Records
☆ ☆ ☆ ☆

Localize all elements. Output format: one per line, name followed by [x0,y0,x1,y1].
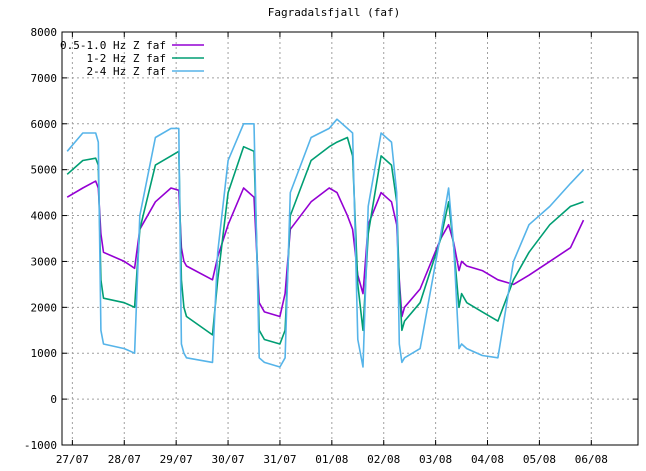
x-tick-label: 30/07 [211,453,244,466]
series-line-0 [66,180,585,318]
y-tick-label: -1000 [24,439,57,452]
series-layer [66,118,585,368]
x-tick-label: 27/07 [56,453,89,466]
legend-label: 0.5-1.0 Hz Z faf [60,39,166,52]
plot-frame [61,31,639,446]
grid [62,32,638,445]
y-tick-label: 6000 [31,118,58,131]
y-tick-label: 4000 [31,210,58,223]
legend-label: 1-2 Hz Z faf [87,52,166,65]
x-tick-label: 03/08 [419,453,452,466]
x-tick-label: 02/08 [367,453,400,466]
x-tick-label: 31/07 [263,453,296,466]
x-tick-label: 04/08 [471,453,504,466]
x-tick-label: 01/08 [315,453,348,466]
x-tick-label: 29/07 [160,453,193,466]
x-tick-label: 06/08 [575,453,608,466]
y-tick-label: 0 [50,393,57,406]
y-tick-label: 1000 [31,347,58,360]
x-tick-label: 05/08 [523,453,556,466]
tick-layer: -1000 0 1000 2000 3000 4000 5000 6000 7000 8000 27… [24,26,638,466]
x-tick-label: 28/07 [108,453,141,466]
y-tick-label: 3000 [31,255,58,268]
legend-label: 2-4 Hz Z faf [87,65,166,78]
y-tick-label: 2000 [31,301,58,314]
chart-title: Fagradalsfjall (faf) [268,6,400,19]
y-tick-label: 7000 [31,72,58,85]
series-line-1 [66,136,584,345]
y-tick-label: 8000 [31,26,58,39]
y-tick-label: 5000 [31,164,58,177]
series-line-2 [66,118,585,368]
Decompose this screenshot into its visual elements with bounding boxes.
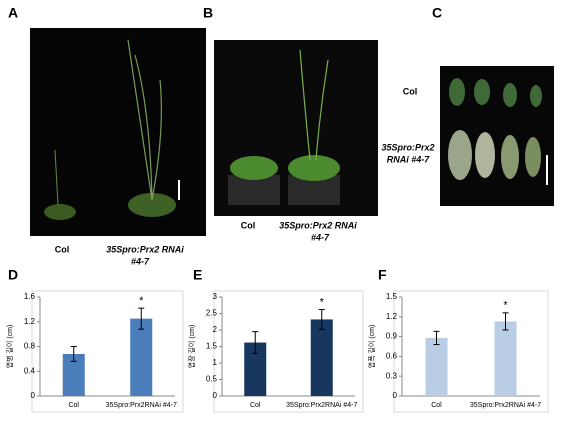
x-tick-label: Col [68,402,79,409]
y-tick-label: 0.9 [386,332,398,341]
plot-frame [213,290,364,413]
photo-b [214,40,378,216]
caption: Col [241,220,256,230]
y-tick-label: 0.3 [386,371,398,380]
x-tick-label: Col [250,402,261,409]
y-tick-label: 0 [393,391,398,400]
plot-frame [393,290,549,413]
y-axis-label: 엽폭 길이 (cm) [367,325,376,369]
y-tick-label: 2.5 [206,309,218,318]
x-tick-label: 35Spro:Prx2RNAi #4-7 [470,402,541,409]
panel-label: B [203,5,213,21]
y-tick-label: 0.6 [386,352,398,361]
caption: RNAi #4-7 [387,154,431,164]
annotation: * [139,295,144,307]
x-tick-label: 35Spro:Prx2RNAi #4-7 [106,402,177,409]
y-axis-label: 엽병 길이 (cm) [5,325,14,369]
y-tick-label: 0.8 [24,342,36,351]
panel-label: D [8,267,18,283]
y-tick-label: 1.6 [24,292,36,301]
y-tick-label: 1.5 [386,292,398,301]
bar [425,337,448,396]
bar [494,321,517,396]
panel-label: C [432,5,442,21]
caption: 35Spro:Prx2 RNAi [279,220,357,230]
y-tick-label: 0 [213,391,218,400]
caption: #4-7 [131,256,150,266]
y-axis-label: 엽장 길이 (cm) [187,325,196,369]
annotation: * [503,300,508,312]
caption: #4-7 [311,232,330,242]
y-tick-label: 0 [31,391,36,400]
panel-label: E [193,267,202,283]
annotation: * [320,296,325,308]
panel-label: F [378,267,387,283]
y-tick-label: 0.4 [24,366,36,375]
panel-label: A [8,5,18,21]
y-tick-label: 1.2 [386,312,398,321]
bar [62,353,85,396]
x-tick-label: 35Spro:Prx2RNAi #4-7 [286,402,357,409]
photo-a [30,28,206,236]
y-tick-label: 1 [213,358,218,367]
y-tick-label: 1.5 [206,342,218,351]
bar [310,319,333,396]
y-tick-label: 2 [213,325,218,334]
caption: 35Spro:Prx2 [381,142,434,152]
bar [130,318,153,396]
photo-c [440,66,554,206]
caption: Col [403,86,418,96]
plot-frame [31,290,184,413]
y-tick-label: 0.5 [206,375,218,384]
caption: 35Spro:Prx2 RNAi [106,244,184,254]
bar [244,342,267,396]
y-tick-label: 3 [213,292,218,301]
x-tick-label: Col [431,402,442,409]
caption: Col [55,244,70,254]
y-tick-label: 1.2 [24,317,36,326]
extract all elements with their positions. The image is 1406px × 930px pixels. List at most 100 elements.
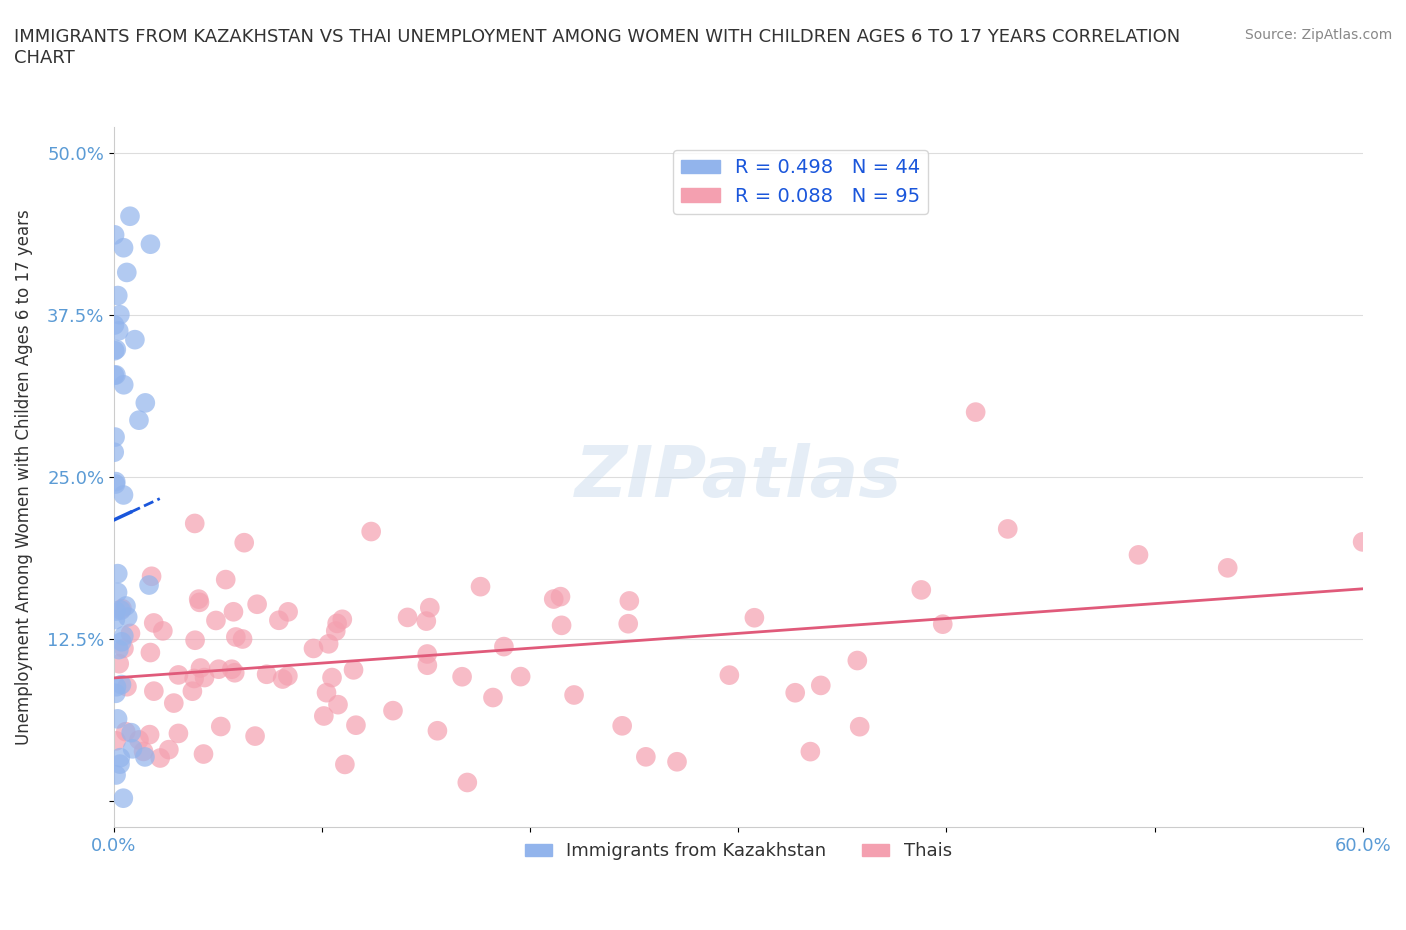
Point (470, 579, 492, 594)
Point (193, 671, 215, 685)
Point (104, 430, 127, 445)
Point (118, 209, 141, 224)
Y-axis label: Unemployment Among Women with Children Ages 6 to 17 years: Unemployment Among Women with Children A… (15, 209, 32, 745)
Point (325, 624, 347, 639)
Point (233, 536, 256, 551)
Point (111, 634, 134, 649)
Point (208, 662, 231, 677)
Point (932, 617, 955, 631)
Point (846, 653, 869, 668)
Point (104, 343, 127, 358)
Text: Source: ZipAtlas.com: Source: ZipAtlas.com (1244, 28, 1392, 42)
Point (163, 696, 186, 711)
Point (139, 237, 162, 252)
Point (224, 665, 246, 680)
Point (104, 228, 127, 243)
Point (103, 445, 125, 459)
Point (451, 670, 474, 684)
Point (167, 726, 190, 741)
Point (181, 684, 204, 698)
Point (326, 698, 349, 712)
Point (107, 288, 129, 303)
Point (105, 679, 128, 694)
Point (550, 590, 572, 604)
Point (246, 597, 269, 612)
Point (115, 265, 138, 280)
Point (785, 685, 807, 700)
Text: IMMIGRANTS FROM KAZAKHSTAN VS THAI UNEMPLOYMENT AMONG WOMEN WITH CHILDREN AGES 6: IMMIGRANTS FROM KAZAKHSTAN VS THAI UNEMP… (14, 28, 1180, 67)
Point (104, 685, 127, 700)
Point (426, 724, 449, 738)
Point (416, 646, 439, 661)
Point (142, 616, 165, 631)
Point (1128, 548, 1150, 563)
Point (225, 630, 247, 644)
Point (1351, 535, 1374, 550)
Point (848, 719, 870, 734)
Point (344, 718, 367, 733)
Point (107, 566, 129, 581)
Point (492, 639, 515, 654)
Point (910, 582, 932, 597)
Point (141, 569, 163, 584)
Point (360, 525, 382, 539)
Point (108, 307, 131, 322)
Point (183, 671, 205, 686)
Point (302, 641, 325, 656)
Point (415, 614, 437, 629)
Point (543, 591, 565, 606)
Point (108, 643, 131, 658)
Point (138, 578, 160, 592)
Point (382, 703, 405, 718)
Point (152, 623, 174, 638)
Point (419, 600, 441, 615)
Point (167, 668, 190, 683)
Point (128, 413, 150, 428)
Point (117, 609, 139, 624)
Legend: Immigrants from Kazakhstan, Thais: Immigrants from Kazakhstan, Thais (517, 835, 959, 868)
Point (105, 767, 128, 782)
Point (142, 684, 165, 698)
Point (318, 636, 340, 651)
Point (321, 671, 343, 685)
Point (103, 367, 125, 382)
Point (112, 629, 135, 644)
Point (110, 677, 132, 692)
Point (187, 591, 209, 606)
Point (509, 670, 531, 684)
Point (205, 613, 228, 628)
Point (188, 595, 211, 610)
Point (184, 516, 207, 531)
Point (330, 612, 353, 627)
Point (326, 616, 349, 631)
Point (997, 522, 1019, 537)
Point (190, 660, 212, 675)
Point (810, 678, 832, 693)
Point (104, 474, 127, 489)
Point (104, 612, 127, 627)
Point (121, 741, 143, 756)
Point (612, 718, 634, 733)
Point (112, 790, 135, 805)
Point (112, 378, 135, 392)
Point (124, 332, 146, 347)
Point (149, 751, 172, 765)
Point (243, 728, 266, 743)
Text: ZIPatlas: ZIPatlas (575, 443, 903, 512)
Point (112, 487, 135, 502)
Point (666, 754, 689, 769)
Point (634, 750, 657, 764)
Point (105, 342, 128, 357)
Point (104, 476, 127, 491)
Point (333, 757, 356, 772)
Point (267, 613, 290, 628)
Point (132, 744, 155, 759)
Point (134, 395, 156, 410)
Point (416, 658, 439, 672)
Point (105, 734, 128, 749)
Point (562, 687, 585, 702)
Point (221, 662, 243, 677)
Point (108, 657, 131, 671)
Point (232, 631, 254, 646)
Point (277, 604, 299, 619)
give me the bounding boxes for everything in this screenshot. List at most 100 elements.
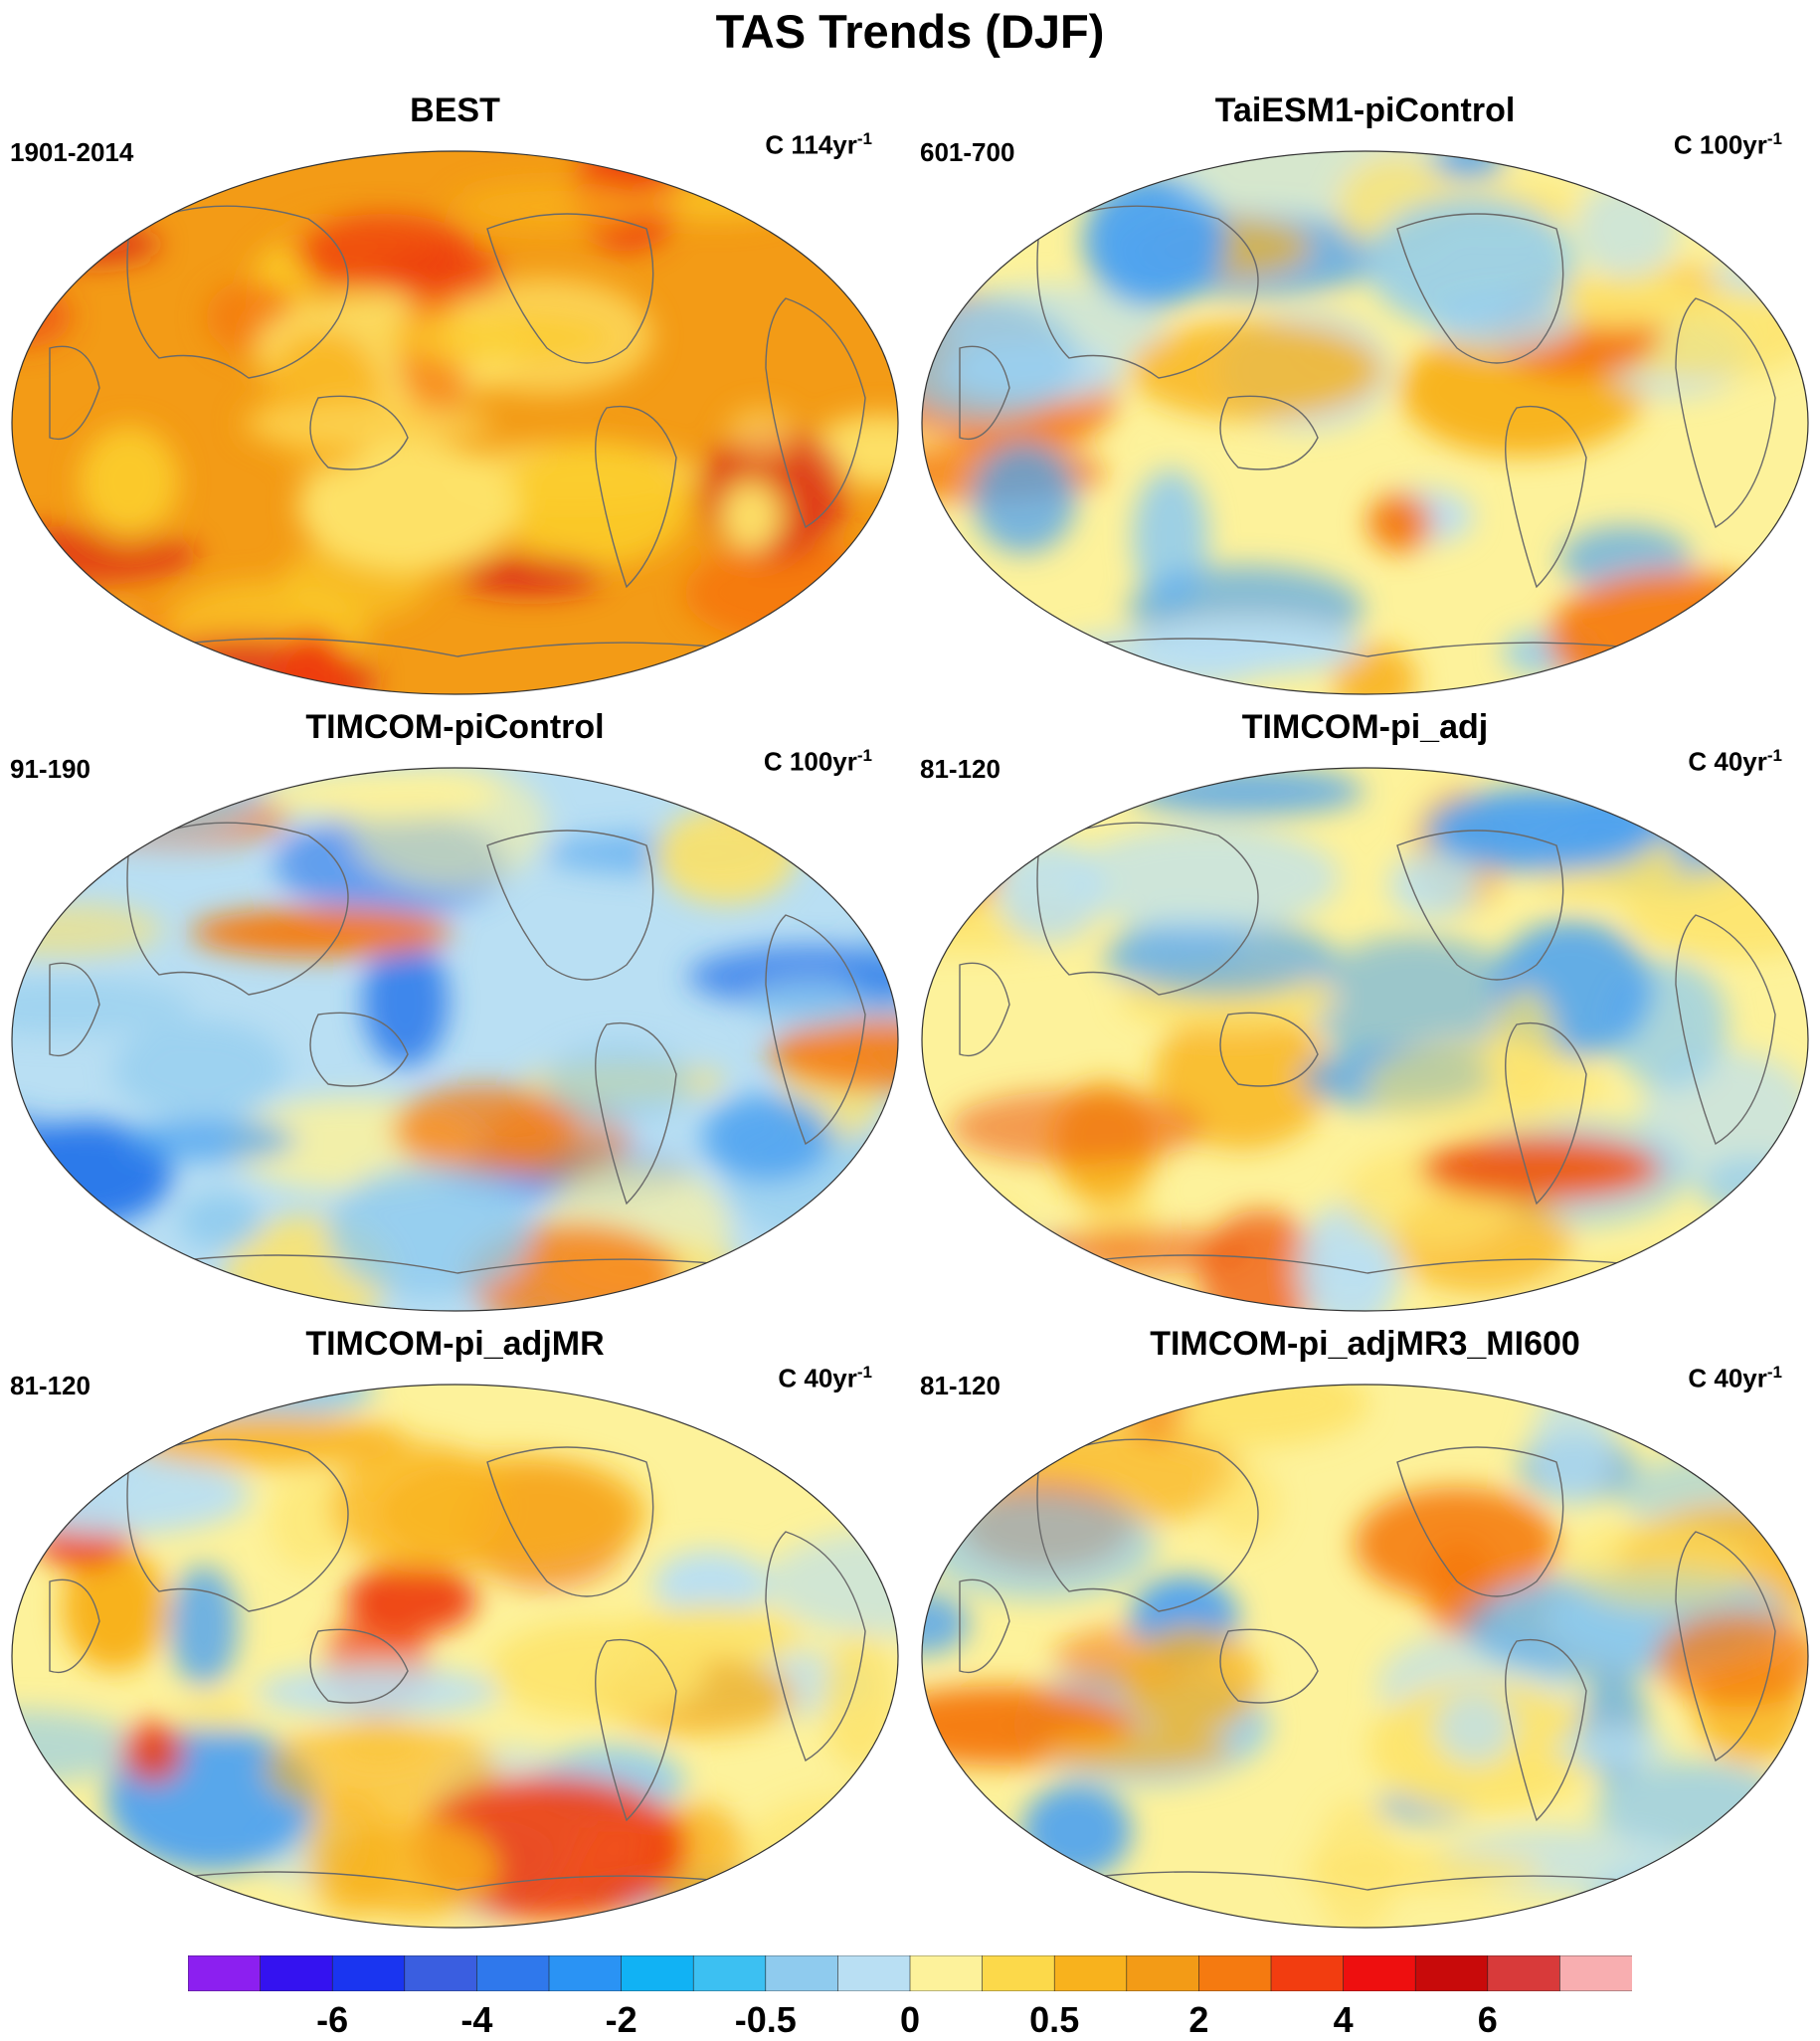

☆ ☆ ☆ ☆

Copy the records verbatim, starting at the line with "x-tick-label: 30/07 [211,453,244,466]" and ending at the line with "Decompose this screenshot", both included.

x-tick-label: 30/07 [211,453,244,466]
series-line-0 [66,180,585,318]
y-tick-label: -1000 [24,439,57,452]
series-layer [66,118,585,368]
x-tick-label: 27/07 [56,453,89,466]
legend-label: 0.5-1.0 Hz Z faf [60,39,166,52]
plot-frame [61,31,639,446]
grid [62,32,638,445]
y-tick-label: 6000 [31,118,58,131]
y-tick-label: 4000 [31,210,58,223]
legend-label: 1-2 Hz Z faf [87,52,166,65]
x-tick-label: 03/08 [419,453,452,466]
x-tick-label: 02/08 [367,453,400,466]
x-tick-label: 31/07 [263,453,296,466]
x-tick-label: 04/08 [471,453,504,466]
x-tick-label: 01/08 [315,453,348,466]
x-tick-label: 29/07 [160,453,193,466]
x-tick-label: 06/08 [575,453,608,466]
y-tick-label: 0 [50,393,57,406]
y-tick-label: 1000 [31,347,58,360]
x-tick-label: 05/08 [523,453,556,466]
tick-layer: -1000 0 1000 2000 3000 4000 5000 6000 7000 8000 27… [24,26,638,466]
x-tick-label: 28/07 [108,453,141,466]
y-tick-label: 3000 [31,255,58,268]
legend-label: 2-4 Hz Z faf [87,65,166,78]
y-tick-label: 2000 [31,301,58,314]
chart-title: Fagradalsfjall (faf) [268,6,400,19]
y-tick-label: 7000 [31,72,58,85]
series-line-1 [66,136,584,345]
y-tick-label: 8000 [31,26,58,39]
y-tick-label: 5000 [31,164,58,177]
series-line-2 [66,118,585,368]
Decompose this screenshot into its visual elements with bounding boxes.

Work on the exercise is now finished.